== Work instructions ==
In the listing below, count each line containing "جعفر" and answer with the count only.

Data excerpts:

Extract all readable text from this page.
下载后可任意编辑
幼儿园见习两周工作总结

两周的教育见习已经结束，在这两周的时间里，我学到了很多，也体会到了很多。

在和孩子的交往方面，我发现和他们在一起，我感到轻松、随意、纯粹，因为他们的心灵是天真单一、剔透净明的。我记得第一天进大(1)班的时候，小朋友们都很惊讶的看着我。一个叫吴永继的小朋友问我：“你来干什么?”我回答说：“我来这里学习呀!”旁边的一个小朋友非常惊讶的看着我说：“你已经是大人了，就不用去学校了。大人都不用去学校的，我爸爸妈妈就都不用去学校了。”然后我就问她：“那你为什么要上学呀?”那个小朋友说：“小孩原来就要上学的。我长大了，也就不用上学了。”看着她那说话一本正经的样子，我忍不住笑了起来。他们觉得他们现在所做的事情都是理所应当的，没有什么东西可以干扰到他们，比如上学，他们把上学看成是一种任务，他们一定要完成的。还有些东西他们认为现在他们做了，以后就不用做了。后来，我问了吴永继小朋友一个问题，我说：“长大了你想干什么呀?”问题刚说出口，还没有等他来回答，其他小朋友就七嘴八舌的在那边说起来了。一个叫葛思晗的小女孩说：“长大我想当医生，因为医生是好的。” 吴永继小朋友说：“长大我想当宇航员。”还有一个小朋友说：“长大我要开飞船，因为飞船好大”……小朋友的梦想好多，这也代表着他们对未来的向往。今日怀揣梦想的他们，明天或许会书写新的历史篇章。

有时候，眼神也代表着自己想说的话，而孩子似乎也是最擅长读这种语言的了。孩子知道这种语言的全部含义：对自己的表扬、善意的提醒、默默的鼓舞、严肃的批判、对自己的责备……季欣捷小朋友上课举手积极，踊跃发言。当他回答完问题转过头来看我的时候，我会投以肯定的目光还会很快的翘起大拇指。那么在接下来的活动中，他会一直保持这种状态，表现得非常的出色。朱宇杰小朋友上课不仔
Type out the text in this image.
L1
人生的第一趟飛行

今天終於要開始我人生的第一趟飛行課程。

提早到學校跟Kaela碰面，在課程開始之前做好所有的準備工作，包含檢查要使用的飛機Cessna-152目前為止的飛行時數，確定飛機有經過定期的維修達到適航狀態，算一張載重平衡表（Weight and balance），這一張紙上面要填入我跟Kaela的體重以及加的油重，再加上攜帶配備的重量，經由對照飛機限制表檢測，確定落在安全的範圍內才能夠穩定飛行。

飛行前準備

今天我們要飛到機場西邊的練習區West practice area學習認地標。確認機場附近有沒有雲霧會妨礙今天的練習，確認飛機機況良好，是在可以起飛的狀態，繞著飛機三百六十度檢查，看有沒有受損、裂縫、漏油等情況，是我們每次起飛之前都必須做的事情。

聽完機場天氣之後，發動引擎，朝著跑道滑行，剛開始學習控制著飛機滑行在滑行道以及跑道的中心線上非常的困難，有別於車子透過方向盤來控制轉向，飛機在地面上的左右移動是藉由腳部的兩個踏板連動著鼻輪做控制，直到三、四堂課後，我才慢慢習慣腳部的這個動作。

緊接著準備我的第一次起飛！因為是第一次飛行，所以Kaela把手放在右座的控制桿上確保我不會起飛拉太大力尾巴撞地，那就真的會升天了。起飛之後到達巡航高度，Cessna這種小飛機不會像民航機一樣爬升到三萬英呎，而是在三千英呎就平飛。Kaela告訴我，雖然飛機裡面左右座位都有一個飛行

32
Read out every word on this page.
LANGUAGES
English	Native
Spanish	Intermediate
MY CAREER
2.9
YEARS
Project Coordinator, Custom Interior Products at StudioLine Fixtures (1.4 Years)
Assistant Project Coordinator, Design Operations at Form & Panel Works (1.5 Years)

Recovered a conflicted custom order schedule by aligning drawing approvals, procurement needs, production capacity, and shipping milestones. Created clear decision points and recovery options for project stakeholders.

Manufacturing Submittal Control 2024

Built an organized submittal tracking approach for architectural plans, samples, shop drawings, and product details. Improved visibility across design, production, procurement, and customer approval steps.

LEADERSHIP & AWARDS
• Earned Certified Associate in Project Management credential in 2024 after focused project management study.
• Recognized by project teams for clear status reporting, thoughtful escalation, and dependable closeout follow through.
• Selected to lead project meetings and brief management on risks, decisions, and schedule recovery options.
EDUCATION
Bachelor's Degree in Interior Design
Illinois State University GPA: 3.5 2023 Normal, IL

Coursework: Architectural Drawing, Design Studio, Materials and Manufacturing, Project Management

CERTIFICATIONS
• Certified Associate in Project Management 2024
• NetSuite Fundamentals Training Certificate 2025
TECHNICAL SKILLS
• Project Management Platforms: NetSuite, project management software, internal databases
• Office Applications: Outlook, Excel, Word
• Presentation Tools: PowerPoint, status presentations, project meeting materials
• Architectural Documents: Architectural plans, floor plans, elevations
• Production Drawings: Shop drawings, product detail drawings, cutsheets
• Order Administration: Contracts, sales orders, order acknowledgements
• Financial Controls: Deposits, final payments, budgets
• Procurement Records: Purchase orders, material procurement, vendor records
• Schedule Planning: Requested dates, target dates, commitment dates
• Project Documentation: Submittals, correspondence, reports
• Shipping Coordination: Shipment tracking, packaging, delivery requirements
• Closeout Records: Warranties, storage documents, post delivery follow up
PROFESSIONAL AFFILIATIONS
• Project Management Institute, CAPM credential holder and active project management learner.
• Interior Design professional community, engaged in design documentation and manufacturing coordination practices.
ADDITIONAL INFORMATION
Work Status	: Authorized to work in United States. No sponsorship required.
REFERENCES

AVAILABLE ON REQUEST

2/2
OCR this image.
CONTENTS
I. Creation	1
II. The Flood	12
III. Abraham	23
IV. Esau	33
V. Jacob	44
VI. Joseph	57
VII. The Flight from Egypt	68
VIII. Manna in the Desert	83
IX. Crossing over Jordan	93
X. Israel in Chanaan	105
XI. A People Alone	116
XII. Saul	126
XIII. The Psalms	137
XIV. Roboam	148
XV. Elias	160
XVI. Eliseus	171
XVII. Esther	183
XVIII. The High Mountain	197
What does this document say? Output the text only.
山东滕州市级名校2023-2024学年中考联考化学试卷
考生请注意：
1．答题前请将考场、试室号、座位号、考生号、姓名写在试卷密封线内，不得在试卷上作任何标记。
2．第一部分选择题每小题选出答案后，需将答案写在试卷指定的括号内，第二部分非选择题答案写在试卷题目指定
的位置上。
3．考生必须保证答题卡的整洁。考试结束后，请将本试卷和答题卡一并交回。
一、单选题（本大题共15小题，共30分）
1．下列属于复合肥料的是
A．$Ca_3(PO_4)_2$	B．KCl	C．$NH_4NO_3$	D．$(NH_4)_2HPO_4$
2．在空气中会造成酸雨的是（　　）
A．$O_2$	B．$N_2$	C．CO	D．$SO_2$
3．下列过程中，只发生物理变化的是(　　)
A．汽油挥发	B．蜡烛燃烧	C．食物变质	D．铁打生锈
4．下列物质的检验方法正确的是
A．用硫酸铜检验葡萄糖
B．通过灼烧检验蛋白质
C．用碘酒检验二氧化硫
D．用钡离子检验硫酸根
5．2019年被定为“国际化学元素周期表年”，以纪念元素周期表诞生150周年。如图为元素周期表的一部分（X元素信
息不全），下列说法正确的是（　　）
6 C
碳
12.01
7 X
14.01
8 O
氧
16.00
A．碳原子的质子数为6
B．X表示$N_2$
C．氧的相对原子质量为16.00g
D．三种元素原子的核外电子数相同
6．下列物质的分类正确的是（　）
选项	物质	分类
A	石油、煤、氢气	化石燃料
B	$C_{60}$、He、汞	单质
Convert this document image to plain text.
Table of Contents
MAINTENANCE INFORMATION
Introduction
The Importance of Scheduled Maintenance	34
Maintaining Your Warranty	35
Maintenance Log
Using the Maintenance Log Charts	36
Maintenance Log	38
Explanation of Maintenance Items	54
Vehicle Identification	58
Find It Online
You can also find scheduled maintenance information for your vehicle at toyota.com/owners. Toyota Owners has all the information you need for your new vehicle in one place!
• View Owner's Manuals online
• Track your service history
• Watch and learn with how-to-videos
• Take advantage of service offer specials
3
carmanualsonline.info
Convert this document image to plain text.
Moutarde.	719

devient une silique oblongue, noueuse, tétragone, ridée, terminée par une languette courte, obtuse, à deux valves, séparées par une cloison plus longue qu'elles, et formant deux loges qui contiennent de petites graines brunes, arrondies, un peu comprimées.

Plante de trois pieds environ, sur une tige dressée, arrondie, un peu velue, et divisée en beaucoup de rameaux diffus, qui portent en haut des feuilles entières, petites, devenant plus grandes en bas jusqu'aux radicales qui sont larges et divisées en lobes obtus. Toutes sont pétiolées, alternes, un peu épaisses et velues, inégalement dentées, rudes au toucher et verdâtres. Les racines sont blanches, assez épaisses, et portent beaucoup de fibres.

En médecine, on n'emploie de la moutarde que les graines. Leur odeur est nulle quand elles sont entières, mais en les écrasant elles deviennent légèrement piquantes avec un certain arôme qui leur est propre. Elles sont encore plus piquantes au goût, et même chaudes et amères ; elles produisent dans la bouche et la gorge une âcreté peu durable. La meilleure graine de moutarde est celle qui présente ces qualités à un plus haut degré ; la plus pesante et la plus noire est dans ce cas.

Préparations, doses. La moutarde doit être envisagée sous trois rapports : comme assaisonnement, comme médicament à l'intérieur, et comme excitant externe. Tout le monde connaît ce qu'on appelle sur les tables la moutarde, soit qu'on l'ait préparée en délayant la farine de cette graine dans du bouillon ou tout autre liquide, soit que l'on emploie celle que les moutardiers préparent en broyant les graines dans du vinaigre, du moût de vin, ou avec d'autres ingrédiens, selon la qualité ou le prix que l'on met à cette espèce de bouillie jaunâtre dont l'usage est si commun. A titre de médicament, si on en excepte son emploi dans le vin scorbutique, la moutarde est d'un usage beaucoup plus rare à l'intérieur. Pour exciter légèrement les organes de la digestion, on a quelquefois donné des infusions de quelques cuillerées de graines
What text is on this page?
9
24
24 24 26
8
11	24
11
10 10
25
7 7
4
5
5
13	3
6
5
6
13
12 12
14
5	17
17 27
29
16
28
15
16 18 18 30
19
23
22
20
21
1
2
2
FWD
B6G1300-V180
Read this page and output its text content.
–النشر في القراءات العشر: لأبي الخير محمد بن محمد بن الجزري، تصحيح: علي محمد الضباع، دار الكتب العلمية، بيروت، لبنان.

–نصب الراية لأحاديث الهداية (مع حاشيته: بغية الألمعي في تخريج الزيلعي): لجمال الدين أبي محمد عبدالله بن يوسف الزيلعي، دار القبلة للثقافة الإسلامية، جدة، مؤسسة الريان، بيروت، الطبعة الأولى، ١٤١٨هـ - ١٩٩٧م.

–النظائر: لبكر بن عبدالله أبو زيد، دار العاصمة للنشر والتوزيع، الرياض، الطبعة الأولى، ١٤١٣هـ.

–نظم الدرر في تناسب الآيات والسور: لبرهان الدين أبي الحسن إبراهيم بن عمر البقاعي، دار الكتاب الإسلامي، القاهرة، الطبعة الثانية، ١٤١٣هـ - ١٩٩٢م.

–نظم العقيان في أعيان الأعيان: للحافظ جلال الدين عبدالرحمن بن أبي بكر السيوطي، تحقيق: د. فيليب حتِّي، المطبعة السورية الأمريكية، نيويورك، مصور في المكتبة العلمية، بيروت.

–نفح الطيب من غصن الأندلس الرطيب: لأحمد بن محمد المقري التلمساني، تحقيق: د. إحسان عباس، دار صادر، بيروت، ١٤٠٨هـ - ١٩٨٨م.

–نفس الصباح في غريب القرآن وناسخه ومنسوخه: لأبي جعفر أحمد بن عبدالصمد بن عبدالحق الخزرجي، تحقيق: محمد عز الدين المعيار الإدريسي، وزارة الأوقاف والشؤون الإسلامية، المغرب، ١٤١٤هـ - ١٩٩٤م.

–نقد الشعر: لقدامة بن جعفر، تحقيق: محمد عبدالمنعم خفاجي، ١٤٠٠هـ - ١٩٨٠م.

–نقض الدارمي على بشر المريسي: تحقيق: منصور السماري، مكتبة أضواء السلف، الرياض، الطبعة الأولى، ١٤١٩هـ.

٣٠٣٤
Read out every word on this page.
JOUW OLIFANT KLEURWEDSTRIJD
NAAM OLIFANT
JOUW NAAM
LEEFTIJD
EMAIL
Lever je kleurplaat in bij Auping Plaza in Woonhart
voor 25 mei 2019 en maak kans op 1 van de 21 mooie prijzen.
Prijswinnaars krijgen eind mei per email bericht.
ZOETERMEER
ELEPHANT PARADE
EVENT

== Reply ==
2